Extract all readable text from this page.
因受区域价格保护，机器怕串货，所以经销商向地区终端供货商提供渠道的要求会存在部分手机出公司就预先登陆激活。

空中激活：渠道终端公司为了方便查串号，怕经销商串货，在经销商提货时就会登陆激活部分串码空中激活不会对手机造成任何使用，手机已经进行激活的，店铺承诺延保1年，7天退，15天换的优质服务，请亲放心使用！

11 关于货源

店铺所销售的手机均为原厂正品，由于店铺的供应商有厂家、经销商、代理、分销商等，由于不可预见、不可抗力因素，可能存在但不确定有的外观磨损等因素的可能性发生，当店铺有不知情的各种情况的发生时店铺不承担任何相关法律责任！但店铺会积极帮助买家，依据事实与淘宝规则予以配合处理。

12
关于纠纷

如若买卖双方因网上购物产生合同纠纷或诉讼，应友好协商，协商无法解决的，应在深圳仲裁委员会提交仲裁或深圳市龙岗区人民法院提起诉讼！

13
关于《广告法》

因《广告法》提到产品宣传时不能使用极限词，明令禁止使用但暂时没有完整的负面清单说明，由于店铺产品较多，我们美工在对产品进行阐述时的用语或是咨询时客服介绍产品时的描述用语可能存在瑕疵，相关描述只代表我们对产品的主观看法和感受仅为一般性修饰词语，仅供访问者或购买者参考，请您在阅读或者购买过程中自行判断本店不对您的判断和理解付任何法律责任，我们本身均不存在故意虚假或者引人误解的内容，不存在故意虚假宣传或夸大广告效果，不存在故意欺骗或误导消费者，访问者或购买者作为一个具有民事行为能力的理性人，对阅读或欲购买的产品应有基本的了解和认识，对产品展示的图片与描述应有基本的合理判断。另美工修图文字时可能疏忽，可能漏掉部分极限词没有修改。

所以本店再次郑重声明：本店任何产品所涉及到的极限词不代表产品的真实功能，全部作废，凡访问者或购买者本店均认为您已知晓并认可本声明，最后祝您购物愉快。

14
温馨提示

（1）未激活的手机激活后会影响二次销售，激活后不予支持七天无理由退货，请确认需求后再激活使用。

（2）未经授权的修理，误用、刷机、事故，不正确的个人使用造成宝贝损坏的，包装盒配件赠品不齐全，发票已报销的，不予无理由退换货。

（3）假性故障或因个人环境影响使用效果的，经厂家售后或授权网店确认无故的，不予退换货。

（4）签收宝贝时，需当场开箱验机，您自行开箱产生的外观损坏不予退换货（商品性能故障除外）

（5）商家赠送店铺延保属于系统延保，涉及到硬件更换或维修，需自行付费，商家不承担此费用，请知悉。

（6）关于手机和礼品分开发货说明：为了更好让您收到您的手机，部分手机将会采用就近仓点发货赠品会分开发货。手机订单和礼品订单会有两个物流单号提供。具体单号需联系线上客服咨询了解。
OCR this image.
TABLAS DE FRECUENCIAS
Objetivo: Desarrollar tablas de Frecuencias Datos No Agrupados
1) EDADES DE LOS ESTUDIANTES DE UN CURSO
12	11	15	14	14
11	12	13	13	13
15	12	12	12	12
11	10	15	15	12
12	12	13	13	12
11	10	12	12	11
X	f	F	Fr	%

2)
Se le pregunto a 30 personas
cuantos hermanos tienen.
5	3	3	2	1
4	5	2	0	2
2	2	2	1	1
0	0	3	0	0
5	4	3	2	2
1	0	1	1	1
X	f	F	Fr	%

====

Task to carry out
Reproduce every record above exactly as it appears.

Result
Extract all readable text from this page.
因受区域价格保护，机器怕串货，所以经销商向地区终端供货商提供渠道的要求会存在部分手机出公司就预先登陆激活。

空中激活：渠道终端公司为了方便查串号，怕经销商串货，在经销商提货时就会登陆激活部分串码空中激活不会对手机造成任何使用，手机已经进行激活的，店铺承诺延保1年，7天退，15天换的优质服务，请亲放心使用！

11 关于货源

店铺所销售的手机均为原厂正品，由于店铺的供应商有厂家、经销商、代理、分销商等，由于不可预见、不可抗力因素，可能存在但不确定有的外观磨损等因素的可能性发生，当店铺有不知情的各种情况的发生时店铺不承担任何相关法律责任！但店铺会积极帮助买家，依据事实与淘宝规则予以配合处理。

12
关于纠纷

如若买卖双方因网上购物产生合同纠纷或诉讼，应友好协商，协商无法解决的，应在深圳仲裁委员会提交仲裁或深圳市龙岗区人民法院提起诉讼！

13
关于《广告法》

因《广告法》提到产品宣传时不能使用极限词，明令禁止使用但暂时没有完整的负面清单说明，由于店铺产品较多，我们美工在对产品进行阐述时的用语或是咨询时客服介绍产品时的描述用语可能存在瑕疵，相关描述只代表我们对产品的主观看法和感受仅为一般性修饰词语，仅供访问者或购买者参考，请您在阅读或者购买过程中自行判断本店不对您的判断和理解付任何法律责任，我们本身均不存在故意虚假或者引人误解的内容，不存在故意虚假宣传或夸大广告效果，不存在故意欺骗或误导消费者，访问者或购买者作为一个具有民事行为能力的理性人，对阅读或欲购买的产品应有基本的了解和认识，对产品展示的图片与描述应有基本的合理判断。另美工修图文字时可能疏忽，可能漏掉部分极限词没有修改。

所以本店再次郑重声明：本店任何产品所涉及到的极限词不代表产品的真实功能，全部作废，凡访问者或购买者本店均认为您已知晓并认可本声明，最后祝您购物愉快。

14
温馨提示

（1）未激活的手机激活后会影响二次销售，激活后不予支持七天无理由退货，请确认需求后再激活使用。

（2）未经授权的修理，误用、刷机、事故，不正确的个人使用造成宝贝损坏的，包装盒配件赠品不齐全，发票已报销的，不予无理由退换货。

（3）假性故障或因个人环境影响使用效果的，经厂家售后或授权网店确认无故的，不予退换货。

（4）签收宝贝时，需当场开箱验机，您自行开箱产生的外观损坏不予退换货（商品性能故障除外）

（5）商家赠送店铺延保属于系统延保，涉及到硬件更换或维修，需自行付费，商家不承担此费用，请知悉。

（6）关于手机和礼品分开发货说明：为了更好让您收到您的手机，部分手机将会采用就近仓点发货赠品会分开发货。手机订单和礼品订单会有两个物流单号提供。具体单号需联系线上客服咨询了解。
OCR this image.
TABLAS DE FRECUENCIAS
Objetivo: Desarrollar tablas de Frecuencias Datos No Agrupados
1) EDADES DE LOS ESTUDIANTES DE UN CURSO
12	11	15	14	14
11	12	13	13	13
15	12	12	12	12
11	10	15	15	12
12	12	13	13	12
11	10	12	12	11
X	f	F	Fr	%

2)
Se le pregunto a 30 personas
cuantos hermanos tienen.
5	3	3	2	1
4	5	2	0	2
2	2	2	1	1
0	0	3	0	0
5	4	3	2	2
1	0	1	1	1
X	f	F	Fr	%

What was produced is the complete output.